Goal: Update the lines starting at "expand-icon[interactable]: + [43, 804, 52, 814]" and ending at "expand-icon[interactable]: + [43, 731, 52, 741]", changing every "tree-leaf-item" to "tree-node-item" and leaving everything else as it stands.

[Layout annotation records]
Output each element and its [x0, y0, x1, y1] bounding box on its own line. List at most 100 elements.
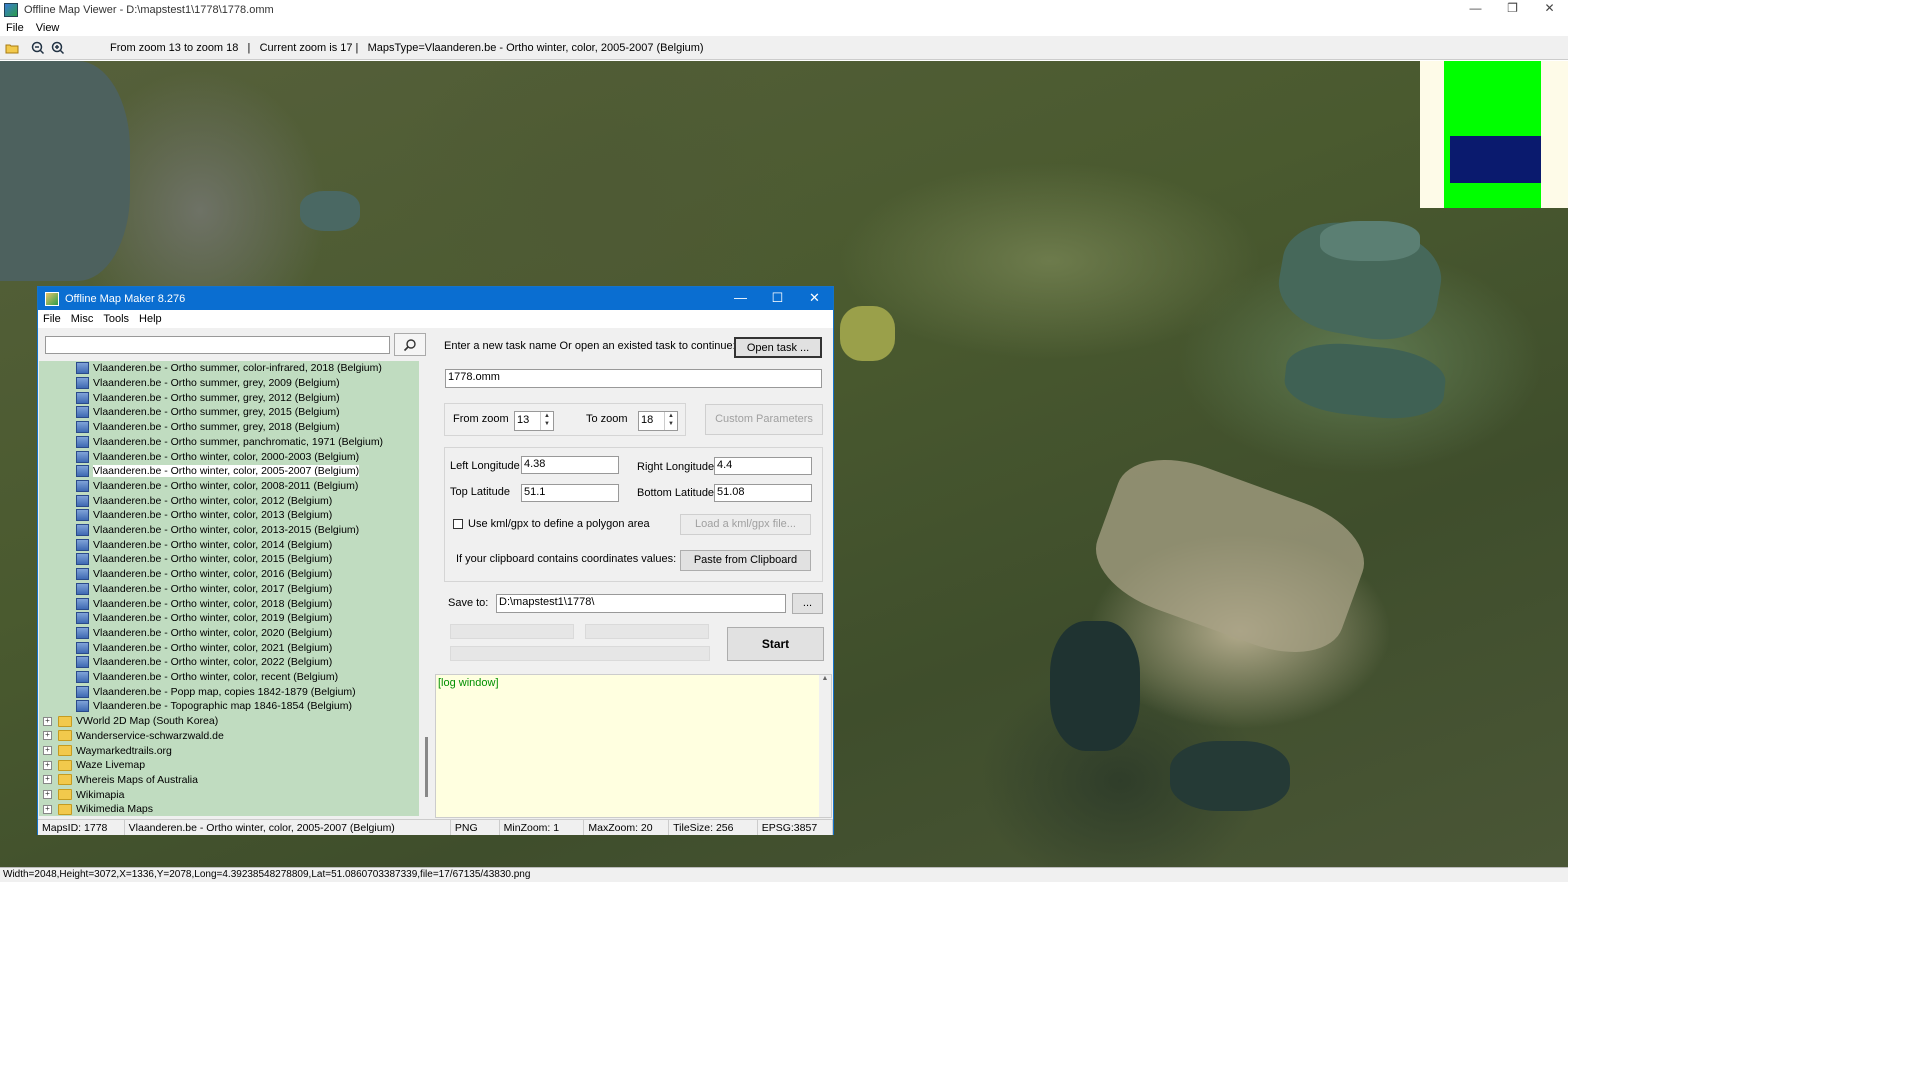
expand-icon[interactable]: + [43, 804, 52, 814]
tree-leaf-item[interactable]: Vlaanderen.be - Topographic map 1846-185… [76, 699, 352, 714]
tree-folder-label: Wikimapia [76, 788, 125, 801]
dialog-close-button[interactable]: ✕ [796, 287, 833, 310]
tree-scrollbar[interactable] [421, 361, 433, 816]
tree-leaf-item[interactable]: Vlaanderen.be - Ortho winter, color, 201… [76, 537, 332, 552]
map-type-tree[interactable]: Vlaanderen.be - Ortho summer, color-infr… [39, 361, 419, 816]
dialog-menu-tools[interactable]: Tools [98, 313, 134, 325]
right-longitude-input[interactable]: 4.4 [714, 457, 812, 475]
tree-leaf-item[interactable]: Vlaanderen.be - Ortho summer, grey, 2012… [76, 390, 340, 405]
map-layer-icon [76, 435, 89, 448]
map-search-input[interactable] [45, 336, 390, 354]
tree-leaf-item[interactable]: Vlaanderen.be - Ortho winter, color, 202… [76, 640, 332, 655]
expand-icon[interactable]: + [43, 746, 52, 756]
folder-icon [58, 789, 72, 801]
dialog-app-icon [45, 291, 59, 306]
from-zoom-label: From zoom [453, 413, 509, 425]
tree-leaf-item[interactable]: Vlaanderen.be - Ortho winter, color, 200… [76, 449, 359, 464]
paste-clipboard-button[interactable]: Paste from Clipboard [680, 550, 811, 571]
tree-scroll-thumb[interactable] [425, 737, 428, 797]
tree-folder-item[interactable]: + Wikimapia [43, 787, 124, 802]
log-window[interactable]: [log window] ▲ [435, 674, 832, 818]
to-zoom-spinner[interactable]: 18 ▲ ▼ [638, 411, 678, 431]
dialog-menu-file[interactable]: File [38, 313, 66, 325]
map-layer-icon [76, 494, 89, 507]
tree-folder-item[interactable]: + Wanderservice-schwarzwald.de [43, 729, 224, 744]
tree-leaf-item[interactable]: Vlaanderen.be - Ortho winter, color, rec… [76, 670, 338, 685]
tree-leaf-item[interactable]: Vlaanderen.be - Ortho summer, grey, 2009… [76, 376, 340, 391]
tree-leaf-item[interactable]: Vlaanderen.be - Ortho summer, grey, 2018… [76, 420, 340, 435]
browse-button[interactable]: ... [792, 593, 823, 614]
save-path-input[interactable]: D:\mapstest1\1778\ [496, 594, 786, 613]
zoom-in-icon[interactable] [50, 40, 66, 56]
map-layer-icon [76, 509, 89, 522]
dialog-maximize-button[interactable]: ☐ [759, 287, 796, 310]
expand-icon[interactable]: + [43, 731, 52, 741]
tree-leaf-item[interactable]: Vlaanderen.be - Ortho summer, color-infr… [76, 361, 382, 376]
tree-leaf-item[interactable]: Vlaanderen.be - Ortho winter, color, 201… [76, 596, 332, 611]
open-folder-icon[interactable] [4, 40, 20, 56]
map-layer-icon [76, 406, 89, 419]
expand-icon[interactable]: + [43, 790, 52, 800]
top-latitude-label: Top Latitude [450, 486, 510, 498]
minimize-button[interactable]: — [1457, 0, 1494, 19]
tree-leaf-item[interactable]: Vlaanderen.be - Ortho winter, color, 200… [76, 464, 360, 479]
tree-leaf-item[interactable]: Vlaanderen.be - Ortho winter, color, 201… [76, 552, 332, 567]
task-name-input[interactable]: 1778.omm [445, 369, 822, 388]
left-longitude-input[interactable]: 4.38 [521, 456, 619, 474]
tree-leaf-item[interactable]: Vlaanderen.be - Popp map, copies 1842-18… [76, 684, 356, 699]
tree-leaf-item[interactable]: Vlaanderen.be - Ortho winter, color, 202… [76, 655, 332, 670]
expand-icon[interactable]: + [43, 716, 52, 726]
load-kml-button[interactable]: Load a kml/gpx file... [680, 514, 811, 535]
tree-leaf-item[interactable]: Vlaanderen.be - Ortho summer, panchromat… [76, 435, 383, 450]
custom-parameters-button[interactable]: Custom Parameters [705, 404, 823, 435]
log-scrollbar[interactable]: ▲ [819, 675, 831, 817]
top-latitude-input[interactable]: 51.1 [521, 484, 619, 502]
minimap[interactable] [1420, 61, 1568, 208]
tree-folder-item[interactable]: + Wikimedia Maps [43, 802, 153, 816]
start-button[interactable]: Start [727, 627, 824, 661]
bottom-latitude-input[interactable]: 51.08 [714, 484, 812, 502]
tree-leaf-item[interactable]: Vlaanderen.be - Ortho summer, grey, 2015… [76, 405, 340, 420]
search-button[interactable] [394, 333, 426, 356]
tree-folder-item[interactable]: + Waze Livemap [43, 758, 145, 773]
tree-folder-item[interactable]: + Waymarkedtrails.org [43, 743, 172, 758]
map-layer-icon [76, 568, 89, 581]
menu-file[interactable]: File [0, 22, 30, 34]
kml-checkbox-label[interactable]: Use kml/gpx to define a polygon area [468, 518, 650, 530]
tree-leaf-item[interactable]: Vlaanderen.be - Ortho winter, color, 200… [76, 479, 358, 494]
tree-leaf-label: Vlaanderen.be - Ortho summer, grey, 2015… [93, 406, 340, 419]
tree-folder-item[interactable]: + Whereis Maps of Australia [43, 773, 198, 788]
from-zoom-spinner[interactable]: 13 ▲ ▼ [514, 411, 554, 431]
tree-leaf-label: Vlaanderen.be - Ortho winter, color, 200… [93, 450, 360, 463]
search-icon [403, 338, 416, 351]
map-status-bar: Width=2048,Height=3072,X=1336,Y=2078,Lon… [0, 867, 1568, 882]
dialog-menu-help[interactable]: Help [134, 313, 167, 325]
restore-button[interactable]: ❐ [1494, 0, 1531, 19]
tree-leaf-label: Vlaanderen.be - Ortho winter, color, 201… [93, 524, 360, 537]
tree-folder-item[interactable]: + VWorld 2D Map (South Korea) [43, 714, 218, 729]
zoom-out-icon[interactable] [30, 40, 46, 56]
to-zoom-label: To zoom [586, 413, 628, 425]
open-task-button[interactable]: Open task ... [734, 337, 822, 358]
tree-leaf-item[interactable]: Vlaanderen.be - Ortho winter, color, 201… [76, 508, 332, 523]
spinner-arrows-icon[interactable]: ▲ ▼ [664, 412, 677, 430]
menu-view[interactable]: View [30, 22, 66, 34]
status-format: PNG [451, 820, 500, 835]
tree-leaf-item[interactable]: Vlaanderen.be - Ortho winter, color, 201… [76, 567, 332, 582]
tree-leaf-item[interactable]: Vlaanderen.be - Ortho winter, color, 201… [76, 493, 332, 508]
tree-leaf-label: Vlaanderen.be - Ortho winter, color, 201… [93, 568, 333, 581]
close-button[interactable]: ✕ [1531, 0, 1568, 19]
to-zoom-value: 18 [641, 414, 654, 426]
dialog-menu-misc[interactable]: Misc [66, 313, 99, 325]
tree-leaf-label: Vlaanderen.be - Ortho winter, color, 202… [93, 626, 333, 639]
tree-leaf-item[interactable]: Vlaanderen.be - Ortho winter, color, 201… [76, 611, 332, 626]
tree-leaf-item[interactable]: Vlaanderen.be - Ortho winter, color, 201… [76, 582, 332, 597]
dialog-titlebar: Offline Map Maker 8.276 — ☐ ✕ [38, 287, 833, 310]
expand-icon[interactable]: + [43, 760, 52, 770]
kml-checkbox[interactable] [453, 519, 463, 529]
expand-icon[interactable]: + [43, 775, 52, 785]
tree-leaf-item[interactable]: Vlaanderen.be - Ortho winter, color, 202… [76, 626, 332, 641]
spinner-arrows-icon[interactable]: ▲ ▼ [540, 412, 553, 430]
tree-leaf-item[interactable]: Vlaanderen.be - Ortho winter, color, 201… [76, 523, 359, 538]
dialog-minimize-button[interactable]: — [722, 287, 759, 310]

Result of this task:
expand-icon[interactable]: + [43, 804, 52, 814]
tree-node-item[interactable]: Vlaanderen.be - Topographic map 1846-185… [76, 699, 352, 714]
tree-folder-label: Wikimapia [76, 788, 125, 801]
dialog-close-button[interactable]: ✕ [796, 287, 833, 310]
tree-scrollbar[interactable] [421, 361, 433, 816]
tree-node-item[interactable]: Vlaanderen.be - Ortho winter, color, 201… [76, 537, 332, 552]
map-type-tree[interactable]: Vlaanderen.be - Ortho summer, color-infr… [39, 361, 419, 816]
dialog-menu-tools[interactable]: Tools [98, 313, 134, 325]
right-longitude-input[interactable]: 4.4 [714, 457, 812, 475]
tree-node-item[interactable]: Vlaanderen.be - Ortho summer, grey, 2012… [76, 390, 340, 405]
map-layer-icon [76, 435, 89, 448]
map-search-input[interactable] [45, 336, 390, 354]
tree-node-item[interactable]: Vlaanderen.be - Ortho winter, color, 202… [76, 640, 332, 655]
expand-icon[interactable]: + [43, 746, 52, 756]
folder-icon [58, 789, 72, 801]
dialog-app-icon [45, 291, 59, 306]
from-zoom-label: From zoom [453, 413, 509, 425]
tree-node-item[interactable]: Vlaanderen.be - Ortho winter, color, 200… [76, 449, 359, 464]
paste-clipboard-button[interactable]: Paste from Clipboard [680, 550, 811, 571]
tree-scroll-thumb[interactable] [425, 737, 428, 797]
tree-folder-item[interactable]: + Wikimapia [43, 787, 124, 802]
log-window[interactable]: [log window] ▲ [435, 674, 832, 818]
to-zoom-spinner[interactable]: 18 ▲ ▼ [638, 411, 678, 431]
dialog-menu-file[interactable]: File [38, 313, 66, 325]
map-layer-icon [76, 494, 89, 507]
tree-folder-item[interactable]: + Wanderservice-schwarzwald.de [43, 729, 224, 744]
tree-node-item[interactable]: Vlaanderen.be - Ortho winter, color, rec… [76, 670, 338, 685]
tree-node-item[interactable]: Vlaanderen.be - Ortho summer, grey, 2009… [76, 376, 340, 391]
tree-node-item[interactable]: Vlaanderen.be - Ortho summer, grey, 2018… [76, 420, 340, 435]
browse-button[interactable]: ... [792, 593, 823, 614]
save-path-input[interactable]: D:\mapstest1\1778\ [496, 594, 786, 613]
zoom-in-icon[interactable] [50, 40, 66, 56]
map-layer-icon [76, 509, 89, 522]
dialog-maximize-button[interactable]: ☐ [759, 287, 796, 310]
expand-icon[interactable]: + [43, 731, 52, 741]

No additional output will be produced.